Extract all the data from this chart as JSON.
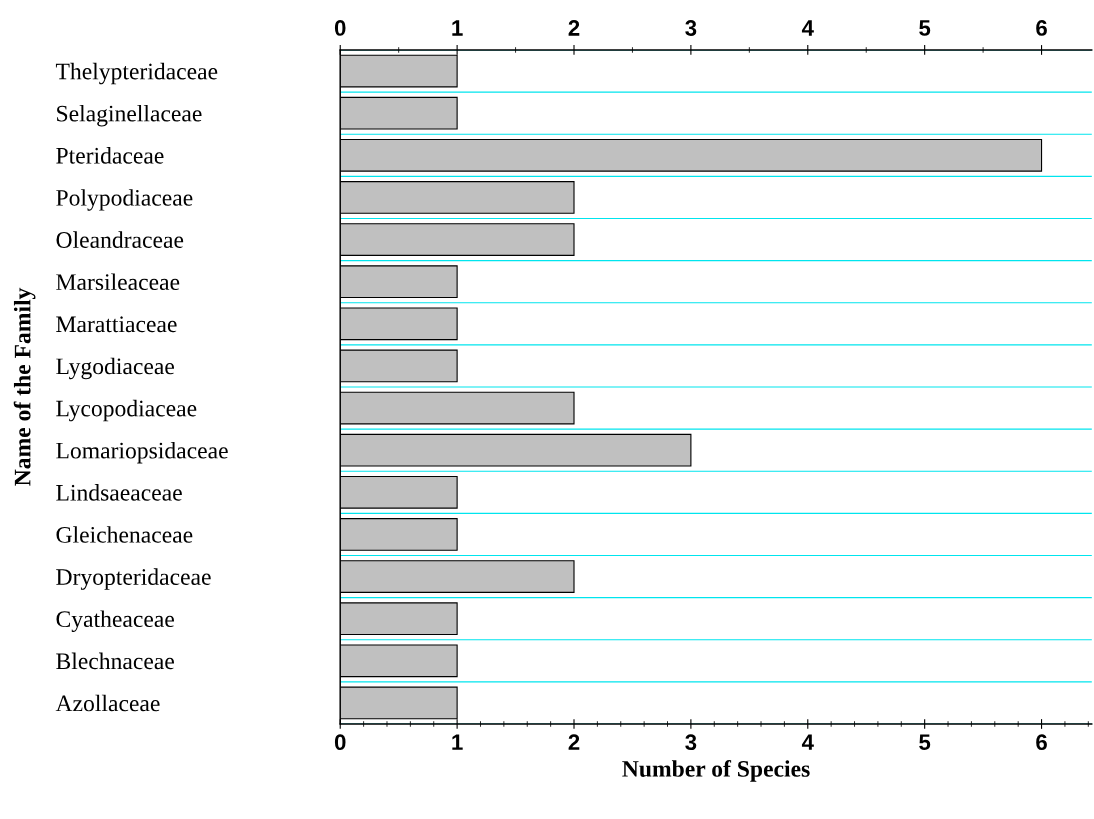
{
  "chart_data": {
    "type": "bar",
    "orientation": "horizontal",
    "xlabel": "Number of Species",
    "ylabel": "Name of the Family",
    "categories": [
      "Thelypteridaceae",
      "Selaginellaceae",
      "Pteridaceae",
      "Polypodiaceae",
      "Oleandraceae",
      "Marsileaceae",
      "Marattiaceae",
      "Lygodiaceae",
      "Lycopodiaceae",
      "Lomariopsidaceae",
      "Lindsaeaceae",
      "Gleichenaceae",
      "Dryopteridaceae",
      "Cyatheaceae",
      "Blechnaceae",
      "Azollaceae"
    ],
    "values": [
      1,
      1,
      6,
      2,
      2,
      1,
      1,
      1,
      2,
      3,
      1,
      1,
      2,
      1,
      1,
      1
    ],
    "color": "#c0c0c0",
    "xlim": [
      0,
      6.43
    ],
    "xticks": [
      0,
      1,
      2,
      3,
      4,
      5,
      6
    ],
    "x2lim": [
      0,
      6.43
    ],
    "x2ticks": [
      0,
      1,
      2,
      3,
      4,
      5,
      6
    ],
    "grid": "y",
    "legend": false
  }
}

* **SHORT PROBLEM**
Retype the entries word for word. Omit any images.

* **SOLVED PROBLEM**
Extract all the data from this chart as JSON.
{
  "chart_data": {
    "type": "bar",
    "orientation": "horizontal",
    "xlabel": "Number of Species",
    "ylabel": "Name of the Family",
    "categories": [
      "Thelypteridaceae",
      "Selaginellaceae",
      "Pteridaceae",
      "Polypodiaceae",
      "Oleandraceae",
      "Marsileaceae",
      "Marattiaceae",
      "Lygodiaceae",
      "Lycopodiaceae",
      "Lomariopsidaceae",
      "Lindsaeaceae",
      "Gleichenaceae",
      "Dryopteridaceae",
      "Cyatheaceae",
      "Blechnaceae",
      "Azollaceae"
    ],
    "values": [
      1,
      1,
      6,
      2,
      2,
      1,
      1,
      1,
      2,
      3,
      1,
      1,
      2,
      1,
      1,
      1
    ],
    "color": "#c0c0c0",
    "xlim": [
      0,
      6.43
    ],
    "xticks": [
      0,
      1,
      2,
      3,
      4,
      5,
      6
    ],
    "x2lim": [
      0,
      6.43
    ],
    "x2ticks": [
      0,
      1,
      2,
      3,
      4,
      5,
      6
    ],
    "grid": "y",
    "legend": false
  }
}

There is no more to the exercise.